▶ [INSTRUCTIONS TO FOLLOW]:
Which lines hold the word "Status"? Copy each of them.

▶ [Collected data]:
▽
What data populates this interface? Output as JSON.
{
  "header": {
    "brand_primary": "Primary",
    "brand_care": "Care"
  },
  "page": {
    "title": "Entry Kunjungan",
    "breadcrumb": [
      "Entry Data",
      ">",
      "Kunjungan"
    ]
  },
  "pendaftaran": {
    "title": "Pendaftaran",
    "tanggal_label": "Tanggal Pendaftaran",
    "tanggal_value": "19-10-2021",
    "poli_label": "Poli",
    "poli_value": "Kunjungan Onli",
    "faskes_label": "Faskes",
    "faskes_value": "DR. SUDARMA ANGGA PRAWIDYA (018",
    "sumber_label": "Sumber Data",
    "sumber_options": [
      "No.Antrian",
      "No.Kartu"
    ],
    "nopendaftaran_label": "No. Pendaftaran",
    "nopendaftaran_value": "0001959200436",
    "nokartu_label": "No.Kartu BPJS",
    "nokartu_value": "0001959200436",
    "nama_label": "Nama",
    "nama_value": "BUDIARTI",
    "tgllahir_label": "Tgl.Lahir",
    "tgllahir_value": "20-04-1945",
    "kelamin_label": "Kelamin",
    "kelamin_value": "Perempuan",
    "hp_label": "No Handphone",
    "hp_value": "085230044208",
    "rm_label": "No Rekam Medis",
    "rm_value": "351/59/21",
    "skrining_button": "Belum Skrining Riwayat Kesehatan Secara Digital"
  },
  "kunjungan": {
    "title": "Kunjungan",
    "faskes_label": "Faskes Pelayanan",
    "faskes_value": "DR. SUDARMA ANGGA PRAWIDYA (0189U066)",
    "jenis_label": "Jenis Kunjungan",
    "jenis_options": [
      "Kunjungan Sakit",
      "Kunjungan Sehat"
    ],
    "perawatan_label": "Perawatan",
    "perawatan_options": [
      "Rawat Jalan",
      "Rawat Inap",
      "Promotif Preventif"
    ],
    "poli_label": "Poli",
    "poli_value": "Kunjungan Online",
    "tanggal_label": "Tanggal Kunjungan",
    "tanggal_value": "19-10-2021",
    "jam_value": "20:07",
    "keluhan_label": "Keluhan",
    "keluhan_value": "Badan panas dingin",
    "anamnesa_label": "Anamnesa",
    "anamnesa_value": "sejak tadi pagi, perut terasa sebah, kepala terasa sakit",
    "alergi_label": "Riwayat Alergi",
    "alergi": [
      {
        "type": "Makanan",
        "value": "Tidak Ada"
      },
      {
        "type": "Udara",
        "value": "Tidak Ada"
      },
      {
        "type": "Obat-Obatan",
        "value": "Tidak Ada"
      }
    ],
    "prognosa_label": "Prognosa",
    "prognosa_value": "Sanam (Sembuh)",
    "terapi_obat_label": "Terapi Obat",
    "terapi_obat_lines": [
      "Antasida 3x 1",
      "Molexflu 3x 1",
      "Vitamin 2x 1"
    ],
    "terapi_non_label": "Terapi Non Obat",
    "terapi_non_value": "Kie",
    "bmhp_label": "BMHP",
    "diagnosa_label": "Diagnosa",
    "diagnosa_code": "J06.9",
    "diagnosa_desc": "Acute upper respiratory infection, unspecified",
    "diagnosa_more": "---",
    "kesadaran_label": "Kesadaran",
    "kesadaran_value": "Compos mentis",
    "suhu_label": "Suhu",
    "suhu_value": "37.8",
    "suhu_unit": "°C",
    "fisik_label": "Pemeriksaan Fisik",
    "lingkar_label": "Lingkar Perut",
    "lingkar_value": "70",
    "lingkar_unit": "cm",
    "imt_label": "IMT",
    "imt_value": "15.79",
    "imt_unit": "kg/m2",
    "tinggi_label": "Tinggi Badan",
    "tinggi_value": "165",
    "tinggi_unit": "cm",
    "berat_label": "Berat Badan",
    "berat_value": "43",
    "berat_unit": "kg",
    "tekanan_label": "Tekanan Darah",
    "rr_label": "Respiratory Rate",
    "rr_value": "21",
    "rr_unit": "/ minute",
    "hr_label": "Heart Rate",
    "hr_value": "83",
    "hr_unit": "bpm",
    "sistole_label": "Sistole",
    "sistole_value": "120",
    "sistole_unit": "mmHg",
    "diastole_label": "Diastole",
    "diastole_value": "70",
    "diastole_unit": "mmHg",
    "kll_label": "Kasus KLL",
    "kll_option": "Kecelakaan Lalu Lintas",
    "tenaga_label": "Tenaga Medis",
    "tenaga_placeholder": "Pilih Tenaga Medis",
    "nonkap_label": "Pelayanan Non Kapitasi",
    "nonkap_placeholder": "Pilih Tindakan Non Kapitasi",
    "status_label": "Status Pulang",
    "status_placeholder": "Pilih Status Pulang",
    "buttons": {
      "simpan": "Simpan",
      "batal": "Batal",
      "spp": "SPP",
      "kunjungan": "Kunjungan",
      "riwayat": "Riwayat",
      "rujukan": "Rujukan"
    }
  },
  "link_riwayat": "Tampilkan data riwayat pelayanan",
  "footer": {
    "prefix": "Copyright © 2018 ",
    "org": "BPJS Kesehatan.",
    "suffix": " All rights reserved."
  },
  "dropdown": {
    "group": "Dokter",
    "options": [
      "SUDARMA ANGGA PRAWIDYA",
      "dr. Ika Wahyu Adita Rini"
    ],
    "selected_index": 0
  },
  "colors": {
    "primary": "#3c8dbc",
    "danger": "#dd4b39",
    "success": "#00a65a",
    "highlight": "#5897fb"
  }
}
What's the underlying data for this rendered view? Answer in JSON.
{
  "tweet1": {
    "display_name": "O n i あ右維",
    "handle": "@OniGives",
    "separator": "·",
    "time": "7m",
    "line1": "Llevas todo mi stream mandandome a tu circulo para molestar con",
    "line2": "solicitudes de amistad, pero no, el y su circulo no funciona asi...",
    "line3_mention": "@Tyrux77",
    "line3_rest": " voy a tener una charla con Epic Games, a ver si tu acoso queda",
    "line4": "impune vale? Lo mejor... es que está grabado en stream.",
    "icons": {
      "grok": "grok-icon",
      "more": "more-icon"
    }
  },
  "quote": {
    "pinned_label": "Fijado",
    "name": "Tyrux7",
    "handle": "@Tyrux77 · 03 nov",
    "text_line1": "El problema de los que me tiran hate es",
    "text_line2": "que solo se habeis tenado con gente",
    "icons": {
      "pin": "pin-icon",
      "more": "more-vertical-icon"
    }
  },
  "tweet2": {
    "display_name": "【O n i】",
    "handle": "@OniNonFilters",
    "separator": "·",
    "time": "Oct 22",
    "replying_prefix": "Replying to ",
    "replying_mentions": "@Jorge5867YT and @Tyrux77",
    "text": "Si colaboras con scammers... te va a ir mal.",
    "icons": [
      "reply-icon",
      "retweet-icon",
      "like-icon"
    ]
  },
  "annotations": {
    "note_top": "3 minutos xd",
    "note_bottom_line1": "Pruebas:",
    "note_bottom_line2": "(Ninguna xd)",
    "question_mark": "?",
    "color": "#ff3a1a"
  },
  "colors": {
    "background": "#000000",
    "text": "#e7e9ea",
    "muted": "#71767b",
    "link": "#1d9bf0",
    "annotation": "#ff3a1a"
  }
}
△
▶ [TASK RESULT]:
    "status_label": "Status Pulang",
    "status_placeholder": "Pilih Status Pulang",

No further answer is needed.